Records from a data source:
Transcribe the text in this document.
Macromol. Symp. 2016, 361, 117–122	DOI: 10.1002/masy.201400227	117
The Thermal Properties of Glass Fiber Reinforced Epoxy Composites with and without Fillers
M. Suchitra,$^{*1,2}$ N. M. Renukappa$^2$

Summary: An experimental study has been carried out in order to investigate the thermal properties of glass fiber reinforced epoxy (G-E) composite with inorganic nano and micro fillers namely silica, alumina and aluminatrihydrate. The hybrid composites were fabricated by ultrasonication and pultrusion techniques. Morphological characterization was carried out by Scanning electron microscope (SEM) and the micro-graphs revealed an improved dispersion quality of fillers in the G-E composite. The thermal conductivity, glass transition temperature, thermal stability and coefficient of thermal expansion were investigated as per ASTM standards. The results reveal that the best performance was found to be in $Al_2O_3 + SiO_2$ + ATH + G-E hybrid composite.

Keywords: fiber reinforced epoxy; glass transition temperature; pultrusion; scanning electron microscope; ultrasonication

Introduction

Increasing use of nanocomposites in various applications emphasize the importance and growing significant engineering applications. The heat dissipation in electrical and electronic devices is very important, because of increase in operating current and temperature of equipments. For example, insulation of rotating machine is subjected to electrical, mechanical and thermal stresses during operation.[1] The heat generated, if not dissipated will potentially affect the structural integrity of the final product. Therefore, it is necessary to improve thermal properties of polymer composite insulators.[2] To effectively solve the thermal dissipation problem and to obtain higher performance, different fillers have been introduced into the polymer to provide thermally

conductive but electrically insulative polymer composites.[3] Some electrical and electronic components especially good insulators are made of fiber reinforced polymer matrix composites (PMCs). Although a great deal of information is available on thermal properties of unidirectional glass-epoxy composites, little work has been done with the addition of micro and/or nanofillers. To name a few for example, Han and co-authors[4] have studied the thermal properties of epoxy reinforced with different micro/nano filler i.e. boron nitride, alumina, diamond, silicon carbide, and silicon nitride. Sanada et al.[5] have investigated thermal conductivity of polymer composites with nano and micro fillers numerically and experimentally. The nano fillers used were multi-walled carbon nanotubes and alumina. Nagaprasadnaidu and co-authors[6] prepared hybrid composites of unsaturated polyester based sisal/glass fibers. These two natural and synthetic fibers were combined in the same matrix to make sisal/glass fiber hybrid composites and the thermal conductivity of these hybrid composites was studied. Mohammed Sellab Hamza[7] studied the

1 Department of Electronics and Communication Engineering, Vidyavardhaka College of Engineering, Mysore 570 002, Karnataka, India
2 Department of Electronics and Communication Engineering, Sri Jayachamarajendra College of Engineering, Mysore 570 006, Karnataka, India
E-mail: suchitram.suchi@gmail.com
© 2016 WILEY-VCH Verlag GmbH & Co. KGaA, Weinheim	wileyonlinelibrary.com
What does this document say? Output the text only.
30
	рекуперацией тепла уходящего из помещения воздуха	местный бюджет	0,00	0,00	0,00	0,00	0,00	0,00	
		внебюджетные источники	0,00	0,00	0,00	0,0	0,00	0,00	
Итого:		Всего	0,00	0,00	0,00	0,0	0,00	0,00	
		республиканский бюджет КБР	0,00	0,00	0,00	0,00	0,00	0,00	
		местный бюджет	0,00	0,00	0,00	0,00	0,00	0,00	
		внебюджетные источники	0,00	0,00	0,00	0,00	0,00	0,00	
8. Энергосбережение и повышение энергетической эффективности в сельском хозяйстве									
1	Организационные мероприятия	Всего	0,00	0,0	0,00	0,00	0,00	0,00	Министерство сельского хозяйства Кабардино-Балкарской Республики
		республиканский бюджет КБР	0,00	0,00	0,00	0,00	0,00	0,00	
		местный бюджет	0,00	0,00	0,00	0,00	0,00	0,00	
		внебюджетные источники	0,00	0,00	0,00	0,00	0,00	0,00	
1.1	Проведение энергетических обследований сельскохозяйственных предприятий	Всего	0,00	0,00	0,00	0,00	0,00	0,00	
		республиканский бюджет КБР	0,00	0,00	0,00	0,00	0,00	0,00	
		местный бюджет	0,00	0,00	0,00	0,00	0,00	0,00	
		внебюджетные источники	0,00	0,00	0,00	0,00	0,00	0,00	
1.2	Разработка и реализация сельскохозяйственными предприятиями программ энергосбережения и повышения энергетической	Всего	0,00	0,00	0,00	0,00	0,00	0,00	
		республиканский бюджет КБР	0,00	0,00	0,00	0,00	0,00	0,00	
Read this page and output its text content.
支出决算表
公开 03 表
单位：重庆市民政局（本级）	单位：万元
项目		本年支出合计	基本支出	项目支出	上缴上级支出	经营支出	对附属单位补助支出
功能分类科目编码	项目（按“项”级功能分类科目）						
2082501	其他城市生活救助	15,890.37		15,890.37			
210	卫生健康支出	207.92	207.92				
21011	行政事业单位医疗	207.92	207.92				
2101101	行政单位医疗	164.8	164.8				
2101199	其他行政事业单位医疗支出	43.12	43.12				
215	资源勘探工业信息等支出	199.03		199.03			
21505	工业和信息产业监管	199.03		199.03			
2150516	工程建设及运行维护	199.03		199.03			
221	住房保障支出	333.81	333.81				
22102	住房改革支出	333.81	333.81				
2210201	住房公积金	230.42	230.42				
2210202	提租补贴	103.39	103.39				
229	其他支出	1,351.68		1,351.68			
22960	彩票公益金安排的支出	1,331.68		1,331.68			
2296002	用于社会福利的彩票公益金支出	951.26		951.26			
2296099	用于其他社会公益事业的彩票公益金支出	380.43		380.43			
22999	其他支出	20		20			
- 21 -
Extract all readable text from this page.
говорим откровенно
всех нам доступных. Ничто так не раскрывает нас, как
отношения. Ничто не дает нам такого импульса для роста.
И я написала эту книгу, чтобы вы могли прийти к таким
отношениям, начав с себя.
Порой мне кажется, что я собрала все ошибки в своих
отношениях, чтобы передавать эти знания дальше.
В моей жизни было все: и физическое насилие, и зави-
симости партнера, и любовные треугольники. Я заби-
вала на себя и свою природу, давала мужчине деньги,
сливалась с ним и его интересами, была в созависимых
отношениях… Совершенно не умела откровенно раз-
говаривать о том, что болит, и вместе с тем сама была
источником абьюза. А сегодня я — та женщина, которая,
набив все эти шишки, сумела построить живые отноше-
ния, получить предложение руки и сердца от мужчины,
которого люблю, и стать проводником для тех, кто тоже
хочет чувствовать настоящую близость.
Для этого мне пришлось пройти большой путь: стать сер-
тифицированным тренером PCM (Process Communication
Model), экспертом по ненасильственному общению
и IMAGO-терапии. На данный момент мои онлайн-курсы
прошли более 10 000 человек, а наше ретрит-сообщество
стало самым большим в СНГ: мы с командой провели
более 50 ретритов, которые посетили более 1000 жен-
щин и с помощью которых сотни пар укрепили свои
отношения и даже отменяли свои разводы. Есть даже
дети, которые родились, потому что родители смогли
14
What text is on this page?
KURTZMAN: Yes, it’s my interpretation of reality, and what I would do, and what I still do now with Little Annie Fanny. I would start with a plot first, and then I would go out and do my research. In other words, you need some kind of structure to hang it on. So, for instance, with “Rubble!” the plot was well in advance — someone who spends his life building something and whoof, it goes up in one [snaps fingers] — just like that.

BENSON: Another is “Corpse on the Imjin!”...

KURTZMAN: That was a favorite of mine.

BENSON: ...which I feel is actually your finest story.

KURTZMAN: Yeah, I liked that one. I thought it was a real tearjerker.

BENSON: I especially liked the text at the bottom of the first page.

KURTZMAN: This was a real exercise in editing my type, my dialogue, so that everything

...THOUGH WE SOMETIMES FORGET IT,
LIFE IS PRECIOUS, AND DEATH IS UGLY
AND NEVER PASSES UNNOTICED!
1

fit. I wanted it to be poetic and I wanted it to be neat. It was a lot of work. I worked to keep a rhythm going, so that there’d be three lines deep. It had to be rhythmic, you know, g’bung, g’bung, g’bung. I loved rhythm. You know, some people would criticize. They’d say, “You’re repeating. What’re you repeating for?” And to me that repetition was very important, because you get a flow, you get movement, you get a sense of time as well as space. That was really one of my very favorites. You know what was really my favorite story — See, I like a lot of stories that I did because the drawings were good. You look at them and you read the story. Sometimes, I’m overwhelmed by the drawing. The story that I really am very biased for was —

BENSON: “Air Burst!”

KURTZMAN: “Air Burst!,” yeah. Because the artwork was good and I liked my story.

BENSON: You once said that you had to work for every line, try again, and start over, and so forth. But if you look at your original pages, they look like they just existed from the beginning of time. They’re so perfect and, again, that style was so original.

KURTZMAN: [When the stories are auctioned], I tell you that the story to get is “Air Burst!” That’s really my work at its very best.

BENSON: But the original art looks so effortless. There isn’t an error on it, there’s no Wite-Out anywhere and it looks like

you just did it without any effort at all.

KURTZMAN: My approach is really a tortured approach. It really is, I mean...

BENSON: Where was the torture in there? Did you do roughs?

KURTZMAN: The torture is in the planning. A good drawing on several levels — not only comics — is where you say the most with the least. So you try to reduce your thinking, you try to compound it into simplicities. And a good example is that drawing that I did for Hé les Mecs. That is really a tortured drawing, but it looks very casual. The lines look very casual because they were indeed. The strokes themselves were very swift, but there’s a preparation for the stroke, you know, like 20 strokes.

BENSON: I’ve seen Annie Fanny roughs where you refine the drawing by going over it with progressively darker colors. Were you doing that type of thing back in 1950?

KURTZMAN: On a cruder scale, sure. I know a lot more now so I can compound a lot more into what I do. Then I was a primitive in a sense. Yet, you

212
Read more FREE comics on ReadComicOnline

AIM — Take every line from the data that contains the word "document".

WRITTEN SOLUTION —
Transcribe the text in this document.
What does this document say? Output the text only.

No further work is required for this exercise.